#### Exercise
Copy each line where the word "Paella" occurs.

___ Exercise inputs ___

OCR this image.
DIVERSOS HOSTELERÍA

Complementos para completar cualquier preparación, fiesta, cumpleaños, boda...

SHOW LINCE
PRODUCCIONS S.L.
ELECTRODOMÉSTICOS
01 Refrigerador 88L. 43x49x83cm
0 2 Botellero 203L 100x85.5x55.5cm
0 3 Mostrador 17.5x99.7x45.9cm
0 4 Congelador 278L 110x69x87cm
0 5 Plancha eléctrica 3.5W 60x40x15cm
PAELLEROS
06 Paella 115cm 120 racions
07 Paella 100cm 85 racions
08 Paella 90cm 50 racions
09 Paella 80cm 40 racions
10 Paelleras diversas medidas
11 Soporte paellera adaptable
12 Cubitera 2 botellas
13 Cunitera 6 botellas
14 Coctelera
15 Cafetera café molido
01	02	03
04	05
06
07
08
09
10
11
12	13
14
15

___

#### Written solution
06 Paella 115cm 120 racions
07 Paella 100cm 85 racions
08 Paella 90cm 50 racions
09 Paella 80cm 40 racions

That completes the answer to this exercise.